* PROBLEM REQUIREMENTS *
Write out the listing below without alteration, omitting its pictures.

* ENTRIES SUPPLIED *

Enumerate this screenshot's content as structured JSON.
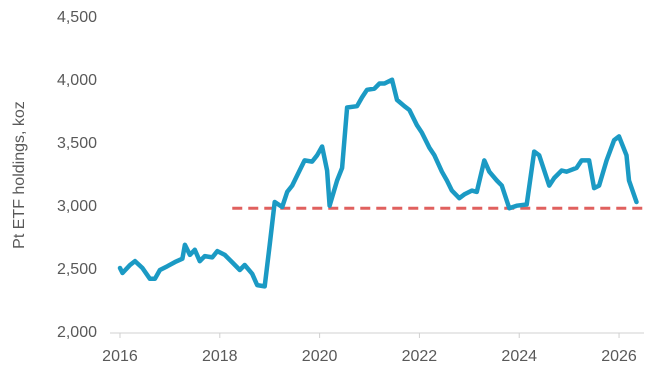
{
  "chart_data": {
    "type": "line",
    "y_label": "Pt ETF holdings, koz",
    "x": [
      2016.0,
      2016.05,
      2016.2,
      2016.3,
      2016.45,
      2016.6,
      2016.7,
      2016.8,
      2016.95,
      2017.1,
      2017.25,
      2017.3,
      2017.4,
      2017.5,
      2017.6,
      2017.7,
      2017.85,
      2017.95,
      2018.1,
      2018.25,
      2018.4,
      2018.5,
      2018.65,
      2018.75,
      2018.9,
      2019.0,
      2019.1,
      2019.25,
      2019.35,
      2019.45,
      2019.6,
      2019.7,
      2019.85,
      2019.95,
      2020.05,
      2020.15,
      2020.2,
      2020.35,
      2020.45,
      2020.55,
      2020.75,
      2020.85,
      2020.95,
      2021.1,
      2021.2,
      2021.3,
      2021.45,
      2021.55,
      2021.7,
      2021.8,
      2021.95,
      2022.05,
      2022.2,
      2022.3,
      2022.45,
      2022.55,
      2022.65,
      2022.8,
      2022.9,
      2023.05,
      2023.15,
      2023.3,
      2023.4,
      2023.55,
      2023.65,
      2023.8,
      2023.95,
      2024.15,
      2024.3,
      2024.4,
      2024.6,
      2024.7,
      2024.85,
      2024.95,
      2025.15,
      2025.25,
      2025.4,
      2025.5,
      2025.6,
      2025.75,
      2025.9,
      2026.0,
      2026.15,
      2026.2,
      2026.35
    ],
    "values": [
      2516,
      2476,
      2540,
      2571,
      2516,
      2430,
      2430,
      2500,
      2530,
      2563,
      2590,
      2700,
      2620,
      2660,
      2570,
      2610,
      2600,
      2650,
      2620,
      2560,
      2500,
      2540,
      2470,
      2380,
      2370,
      2700,
      3040,
      3000,
      3120,
      3170,
      3290,
      3370,
      3360,
      3410,
      3480,
      3290,
      3010,
      3210,
      3310,
      3790,
      3800,
      3870,
      3930,
      3940,
      3980,
      3980,
      4010,
      3850,
      3800,
      3770,
      3650,
      3590,
      3470,
      3410,
      3280,
      3210,
      3130,
      3070,
      3100,
      3130,
      3120,
      3370,
      3280,
      3210,
      3170,
      2990,
      3010,
      3020,
      3440,
      3410,
      3170,
      3230,
      3290,
      3280,
      3310,
      3370,
      3370,
      3150,
      3170,
      3370,
      3530,
      3560,
      3410,
      3210,
      3040
    ],
    "color": "#1b9ac4",
    "reference_line": {
      "value": 2990,
      "x_start": 2018.25,
      "x_end": 2026.5,
      "color": "#e0605e",
      "dashed": true
    },
    "xlim": [
      2015.8,
      2026.5
    ],
    "xticks": [
      2016,
      2018,
      2020,
      2022,
      2024,
      2026
    ],
    "ylim": [
      2000,
      4500
    ],
    "yticks": [
      {
        "value": 2000,
        "label": "2,000"
      },
      {
        "value": 2500,
        "label": "2,500"
      },
      {
        "value": 3000,
        "label": "3,000"
      },
      {
        "value": 3500,
        "label": "3,500"
      },
      {
        "value": 4000,
        "label": "4,000"
      },
      {
        "value": 4500,
        "label": "4,500"
      }
    ],
    "grid": false
  }
}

* SOLUTION FOR THIS TASK *
Enumerate this screenshot's content as structured JSON.
{
  "chart_data": {
    "type": "line",
    "y_label": "Pt ETF holdings, koz",
    "x": [
      2016.0,
      2016.05,
      2016.2,
      2016.3,
      2016.45,
      2016.6,
      2016.7,
      2016.8,
      2016.95,
      2017.1,
      2017.25,
      2017.3,
      2017.4,
      2017.5,
      2017.6,
      2017.7,
      2017.85,
      2017.95,
      2018.1,
      2018.25,
      2018.4,
      2018.5,
      2018.65,
      2018.75,
      2018.9,
      2019.0,
      2019.1,
      2019.25,
      2019.35,
      2019.45,
      2019.6,
      2019.7,
      2019.85,
      2019.95,
      2020.05,
      2020.15,
      2020.2,
      2020.35,
      2020.45,
      2020.55,
      2020.75,
      2020.85,
      2020.95,
      2021.1,
      2021.2,
      2021.3,
      2021.45,
      2021.55,
      2021.7,
      2021.8,
      2021.95,
      2022.05,
      2022.2,
      2022.3,
      2022.45,
      2022.55,
      2022.65,
      2022.8,
      2022.9,
      2023.05,
      2023.15,
      2023.3,
      2023.4,
      2023.55,
      2023.65,
      2023.8,
      2023.95,
      2024.15,
      2024.3,
      2024.4,
      2024.6,
      2024.7,
      2024.85,
      2024.95,
      2025.15,
      2025.25,
      2025.4,
      2025.5,
      2025.6,
      2025.75,
      2025.9,
      2026.0,
      2026.15,
      2026.2,
      2026.35
    ],
    "values": [
      2516,
      2476,
      2540,
      2571,
      2516,
      2430,
      2430,
      2500,
      2530,
      2563,
      2590,
      2700,
      2620,
      2660,
      2570,
      2610,
      2600,
      2650,
      2620,
      2560,
      2500,
      2540,
      2470,
      2380,
      2370,
      2700,
      3040,
      3000,
      3120,
      3170,
      3290,
      3370,
      3360,
      3410,
      3480,
      3290,
      3010,
      3210,
      3310,
      3790,
      3800,
      3870,
      3930,
      3940,
      3980,
      3980,
      4010,
      3850,
      3800,
      3770,
      3650,
      3590,
      3470,
      3410,
      3280,
      3210,
      3130,
      3070,
      3100,
      3130,
      3120,
      3370,
      3280,
      3210,
      3170,
      2990,
      3010,
      3020,
      3440,
      3410,
      3170,
      3230,
      3290,
      3280,
      3310,
      3370,
      3370,
      3150,
      3170,
      3370,
      3530,
      3560,
      3410,
      3210,
      3040
    ],
    "color": "#1b9ac4",
    "reference_line": {
      "value": 2990,
      "x_start": 2018.25,
      "x_end": 2026.5,
      "color": "#e0605e",
      "dashed": true
    },
    "xlim": [
      2015.8,
      2026.5
    ],
    "xticks": [
      2016,
      2018,
      2020,
      2022,
      2024,
      2026
    ],
    "ylim": [
      2000,
      4500
    ],
    "yticks": [
      {
        "value": 2000,
        "label": "2,000"
      },
      {
        "value": 2500,
        "label": "2,500"
      },
      {
        "value": 3000,
        "label": "3,000"
      },
      {
        "value": 3500,
        "label": "3,500"
      },
      {
        "value": 4000,
        "label": "4,000"
      },
      {
        "value": 4500,
        "label": "4,500"
      }
    ],
    "grid": false
  }
}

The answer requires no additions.